▶ **Aim of the task**: Leave out the pictures and transcribe everything else exactly.

▶ **Source data**:
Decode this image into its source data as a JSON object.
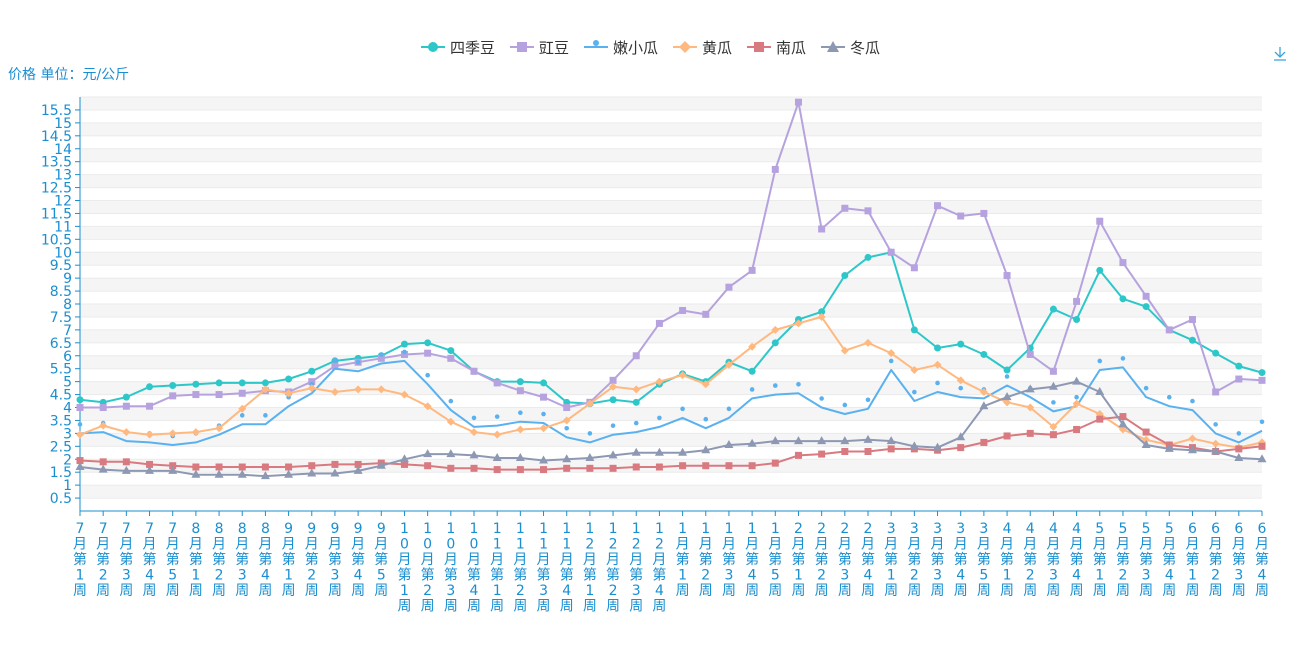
{
  "toolbar": {
    "download_icon": "download-icon"
  },
  "colors": {
    "axis": "#1a8fd0",
    "grid_band": "#f5f5f5",
    "grid_line": "#ebebeb"
  },
  "chart_data": {
    "type": "line",
    "ylabel": "价格 单位：元/公斤",
    "ylim": [
      0,
      16
    ],
    "yticks": [
      "0.5",
      "1",
      "1.5",
      "2",
      "2.5",
      "3",
      "3.5",
      "4",
      "4.5",
      "5",
      "5.5",
      "6",
      "6.5",
      "7",
      "7.5",
      "8",
      "8.5",
      "9",
      "9.5",
      "10",
      "10.5",
      "11",
      "11.5",
      "12",
      "12.5",
      "13",
      "13.5",
      "14",
      "14.5",
      "15",
      "15.5"
    ],
    "grid": true,
    "legend_position": "top-center",
    "categories": [
      "7月第1周",
      "7月第2周",
      "7月第3周",
      "7月第4周",
      "7月第5周",
      "8月第1周",
      "8月第2周",
      "8月第3周",
      "8月第4周",
      "9月第1周",
      "9月第2周",
      "9月第3周",
      "9月第4周",
      "9月第5周",
      "10月第1周",
      "10月第2周",
      "10月第3周",
      "10月第4周",
      "11月第1周",
      "11月第2周",
      "11月第3周",
      "11月第4周",
      "12月第1周",
      "12月第2周",
      "12月第3周",
      "12月第4周",
      "1月第1周",
      "1月第2周",
      "1月第3周",
      "1月第4周",
      "1月第5周",
      "2月第1周",
      "2月第2周",
      "2月第3周",
      "2月第4周",
      "3月第1周",
      "3月第2周",
      "3月第3周",
      "3月第4周",
      "3月第5周",
      "4月第1周",
      "4月第2周",
      "4月第3周",
      "4月第4周",
      "5月第1周",
      "5月第2周",
      "5月第3周",
      "5月第4周",
      "6月第1周",
      "6月第2周",
      "6月第3周",
      "6月第4周"
    ],
    "series": [
      {
        "name": "四季豆",
        "color": "#2ec7c9",
        "symbol": "circle",
        "values": [
          4.3,
          4.2,
          4.4,
          4.8,
          4.85,
          4.9,
          4.95,
          4.95,
          4.95,
          5.1,
          5.4,
          5.8,
          5.9,
          6.0,
          6.45,
          6.5,
          6.2,
          5.4,
          5.0,
          5.0,
          4.95,
          4.2,
          4.15,
          4.3,
          4.2,
          4.9,
          5.3,
          5.0,
          5.75,
          5.4,
          6.5,
          7.4,
          7.7,
          9.1,
          9.8,
          10.0,
          7.0,
          6.3,
          6.45,
          6.05,
          5.45,
          6.3,
          7.8,
          7.4,
          9.3,
          8.2,
          7.9,
          7.0,
          6.6,
          6.1,
          5.6,
          5.35
        ]
      },
      {
        "name": "豇豆",
        "color": "#b6a2de",
        "symbol": "square",
        "values": [
          4.0,
          4.0,
          4.05,
          4.05,
          4.45,
          4.5,
          4.5,
          4.55,
          4.65,
          4.6,
          5.0,
          5.6,
          5.75,
          5.9,
          6.05,
          6.1,
          5.9,
          5.4,
          4.95,
          4.65,
          4.4,
          4.0,
          4.2,
          5.05,
          6.0,
          7.25,
          7.75,
          7.6,
          8.65,
          9.3,
          13.2,
          15.8,
          10.9,
          11.7,
          11.6,
          10.0,
          9.4,
          11.8,
          11.4,
          11.5,
          9.1,
          6.05,
          5.4,
          8.1,
          11.2,
          9.6,
          8.3,
          7.0,
          7.4,
          4.6,
          5.1,
          5.05
        ]
      },
      {
        "name": "嫩小瓜",
        "color": "#5ab1ef",
        "symbol": "pin",
        "values": [
          3.0,
          3.05,
          2.7,
          2.65,
          2.55,
          2.65,
          2.95,
          3.35,
          3.35,
          4.05,
          4.55,
          5.5,
          5.4,
          5.7,
          5.8,
          4.9,
          3.9,
          3.25,
          3.3,
          3.45,
          3.4,
          2.85,
          2.65,
          2.95,
          3.05,
          3.25,
          3.6,
          3.2,
          3.6,
          4.35,
          4.5,
          4.55,
          4.0,
          3.75,
          3.95,
          5.45,
          4.25,
          4.6,
          4.4,
          4.35,
          4.85,
          4.4,
          3.85,
          4.05,
          5.45,
          5.55,
          4.4,
          4.05,
          3.9,
          3.0,
          2.65,
          3.1
        ]
      },
      {
        "name": "黄瓜",
        "color": "#ffb980",
        "symbol": "diamond",
        "values": [
          2.95,
          3.3,
          3.05,
          2.95,
          3.0,
          3.05,
          3.2,
          3.95,
          4.7,
          4.55,
          4.75,
          4.6,
          4.7,
          4.7,
          4.5,
          4.05,
          3.45,
          3.05,
          2.95,
          3.15,
          3.2,
          3.5,
          4.15,
          4.8,
          4.7,
          5.0,
          5.25,
          4.9,
          5.65,
          6.35,
          7.0,
          7.25,
          7.5,
          6.2,
          6.5,
          6.1,
          5.45,
          5.65,
          5.05,
          4.6,
          4.2,
          4.0,
          3.25,
          4.15,
          3.75,
          3.15,
          2.75,
          2.55,
          2.8,
          2.6,
          2.45,
          2.65
        ]
      },
      {
        "name": "南瓜",
        "color": "#d87a80",
        "symbol": "square",
        "values": [
          1.95,
          1.9,
          1.9,
          1.8,
          1.75,
          1.7,
          1.7,
          1.7,
          1.7,
          1.7,
          1.75,
          1.8,
          1.8,
          1.85,
          1.8,
          1.75,
          1.65,
          1.65,
          1.6,
          1.6,
          1.6,
          1.65,
          1.65,
          1.65,
          1.7,
          1.7,
          1.75,
          1.75,
          1.75,
          1.75,
          1.85,
          2.15,
          2.2,
          2.3,
          2.3,
          2.4,
          2.4,
          2.35,
          2.45,
          2.65,
          2.9,
          3.0,
          2.95,
          3.15,
          3.55,
          3.65,
          3.05,
          2.55,
          2.45,
          2.3,
          2.4,
          2.5
        ]
      },
      {
        "name": "冬瓜",
        "color": "#8d98b3",
        "symbol": "triangle",
        "values": [
          1.7,
          1.6,
          1.55,
          1.55,
          1.55,
          1.4,
          1.4,
          1.4,
          1.35,
          1.4,
          1.45,
          1.45,
          1.55,
          1.75,
          2.0,
          2.2,
          2.2,
          2.15,
          2.05,
          2.05,
          1.95,
          2.0,
          2.05,
          2.15,
          2.25,
          2.25,
          2.25,
          2.35,
          2.55,
          2.6,
          2.7,
          2.7,
          2.7,
          2.7,
          2.75,
          2.7,
          2.5,
          2.45,
          2.85,
          4.05,
          4.4,
          4.7,
          4.8,
          5.0,
          4.6,
          3.35,
          2.55,
          2.4,
          2.35,
          2.3,
          2.05,
          2.0
        ]
      }
    ]
  }
}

▶ **Written reply**:
Decode this image into its source data as a JSON object.
{
  "toolbar": {
    "download_icon": "download-icon"
  },
  "colors": {
    "axis": "#1a8fd0",
    "grid_band": "#f5f5f5",
    "grid_line": "#ebebeb"
  },
  "chart_data": {
    "type": "line",
    "ylabel": "价格 单位：元/公斤",
    "ylim": [
      0,
      16
    ],
    "yticks": [
      "0.5",
      "1",
      "1.5",
      "2",
      "2.5",
      "3",
      "3.5",
      "4",
      "4.5",
      "5",
      "5.5",
      "6",
      "6.5",
      "7",
      "7.5",
      "8",
      "8.5",
      "9",
      "9.5",
      "10",
      "10.5",
      "11",
      "11.5",
      "12",
      "12.5",
      "13",
      "13.5",
      "14",
      "14.5",
      "15",
      "15.5"
    ],
    "grid": true,
    "legend_position": "top-center",
    "categories": [
      "7月第1周",
      "7月第2周",
      "7月第3周",
      "7月第4周",
      "7月第5周",
      "8月第1周",
      "8月第2周",
      "8月第3周",
      "8月第4周",
      "9月第1周",
      "9月第2周",
      "9月第3周",
      "9月第4周",
      "9月第5周",
      "10月第1周",
      "10月第2周",
      "10月第3周",
      "10月第4周",
      "11月第1周",
      "11月第2周",
      "11月第3周",
      "11月第4周",
      "12月第1周",
      "12月第2周",
      "12月第3周",
      "12月第4周",
      "1月第1周",
      "1月第2周",
      "1月第3周",
      "1月第4周",
      "1月第5周",
      "2月第1周",
      "2月第2周",
      "2月第3周",
      "2月第4周",
      "3月第1周",
      "3月第2周",
      "3月第3周",
      "3月第4周",
      "3月第5周",
      "4月第1周",
      "4月第2周",
      "4月第3周",
      "4月第4周",
      "5月第1周",
      "5月第2周",
      "5月第3周",
      "5月第4周",
      "6月第1周",
      "6月第2周",
      "6月第3周",
      "6月第4周"
    ],
    "series": [
      {
        "name": "四季豆",
        "color": "#2ec7c9",
        "symbol": "circle",
        "values": [
          4.3,
          4.2,
          4.4,
          4.8,
          4.85,
          4.9,
          4.95,
          4.95,
          4.95,
          5.1,
          5.4,
          5.8,
          5.9,
          6.0,
          6.45,
          6.5,
          6.2,
          5.4,
          5.0,
          5.0,
          4.95,
          4.2,
          4.15,
          4.3,
          4.2,
          4.9,
          5.3,
          5.0,
          5.75,
          5.4,
          6.5,
          7.4,
          7.7,
          9.1,
          9.8,
          10.0,
          7.0,
          6.3,
          6.45,
          6.05,
          5.45,
          6.3,
          7.8,
          7.4,
          9.3,
          8.2,
          7.9,
          7.0,
          6.6,
          6.1,
          5.6,
          5.35
        ]
      },
      {
        "name": "豇豆",
        "color": "#b6a2de",
        "symbol": "square",
        "values": [
          4.0,
          4.0,
          4.05,
          4.05,
          4.45,
          4.5,
          4.5,
          4.55,
          4.65,
          4.6,
          5.0,
          5.6,
          5.75,
          5.9,
          6.05,
          6.1,
          5.9,
          5.4,
          4.95,
          4.65,
          4.4,
          4.0,
          4.2,
          5.05,
          6.0,
          7.25,
          7.75,
          7.6,
          8.65,
          9.3,
          13.2,
          15.8,
          10.9,
          11.7,
          11.6,
          10.0,
          9.4,
          11.8,
          11.4,
          11.5,
          9.1,
          6.05,
          5.4,
          8.1,
          11.2,
          9.6,
          8.3,
          7.0,
          7.4,
          4.6,
          5.1,
          5.05
        ]
      },
      {
        "name": "嫩小瓜",
        "color": "#5ab1ef",
        "symbol": "pin",
        "values": [
          3.0,
          3.05,
          2.7,
          2.65,
          2.55,
          2.65,
          2.95,
          3.35,
          3.35,
          4.05,
          4.55,
          5.5,
          5.4,
          5.7,
          5.8,
          4.9,
          3.9,
          3.25,
          3.3,
          3.45,
          3.4,
          2.85,
          2.65,
          2.95,
          3.05,
          3.25,
          3.6,
          3.2,
          3.6,
          4.35,
          4.5,
          4.55,
          4.0,
          3.75,
          3.95,
          5.45,
          4.25,
          4.6,
          4.4,
          4.35,
          4.85,
          4.4,
          3.85,
          4.05,
          5.45,
          5.55,
          4.4,
          4.05,
          3.9,
          3.0,
          2.65,
          3.1
        ]
      },
      {
        "name": "黄瓜",
        "color": "#ffb980",
        "symbol": "diamond",
        "values": [
          2.95,
          3.3,
          3.05,
          2.95,
          3.0,
          3.05,
          3.2,
          3.95,
          4.7,
          4.55,
          4.75,
          4.6,
          4.7,
          4.7,
          4.5,
          4.05,
          3.45,
          3.05,
          2.95,
          3.15,
          3.2,
          3.5,
          4.15,
          4.8,
          4.7,
          5.0,
          5.25,
          4.9,
          5.65,
          6.35,
          7.0,
          7.25,
          7.5,
          6.2,
          6.5,
          6.1,
          5.45,
          5.65,
          5.05,
          4.6,
          4.2,
          4.0,
          3.25,
          4.15,
          3.75,
          3.15,
          2.75,
          2.55,
          2.8,
          2.6,
          2.45,
          2.65
        ]
      },
      {
        "name": "南瓜",
        "color": "#d87a80",
        "symbol": "square",
        "values": [
          1.95,
          1.9,
          1.9,
          1.8,
          1.75,
          1.7,
          1.7,
          1.7,
          1.7,
          1.7,
          1.75,
          1.8,
          1.8,
          1.85,
          1.8,
          1.75,
          1.65,
          1.65,
          1.6,
          1.6,
          1.6,
          1.65,
          1.65,
          1.65,
          1.7,
          1.7,
          1.75,
          1.75,
          1.75,
          1.75,
          1.85,
          2.15,
          2.2,
          2.3,
          2.3,
          2.4,
          2.4,
          2.35,
          2.45,
          2.65,
          2.9,
          3.0,
          2.95,
          3.15,
          3.55,
          3.65,
          3.05,
          2.55,
          2.45,
          2.3,
          2.4,
          2.5
        ]
      },
      {
        "name": "冬瓜",
        "color": "#8d98b3",
        "symbol": "triangle",
        "values": [
          1.7,
          1.6,
          1.55,
          1.55,
          1.55,
          1.4,
          1.4,
          1.4,
          1.35,
          1.4,
          1.45,
          1.45,
          1.55,
          1.75,
          2.0,
          2.2,
          2.2,
          2.15,
          2.05,
          2.05,
          1.95,
          2.0,
          2.05,
          2.15,
          2.25,
          2.25,
          2.25,
          2.35,
          2.55,
          2.6,
          2.7,
          2.7,
          2.7,
          2.7,
          2.75,
          2.7,
          2.5,
          2.45,
          2.85,
          4.05,
          4.4,
          4.7,
          4.8,
          5.0,
          4.6,
          3.35,
          2.55,
          2.4,
          2.35,
          2.3,
          2.05,
          2.0
        ]
      }
    ]
  }
}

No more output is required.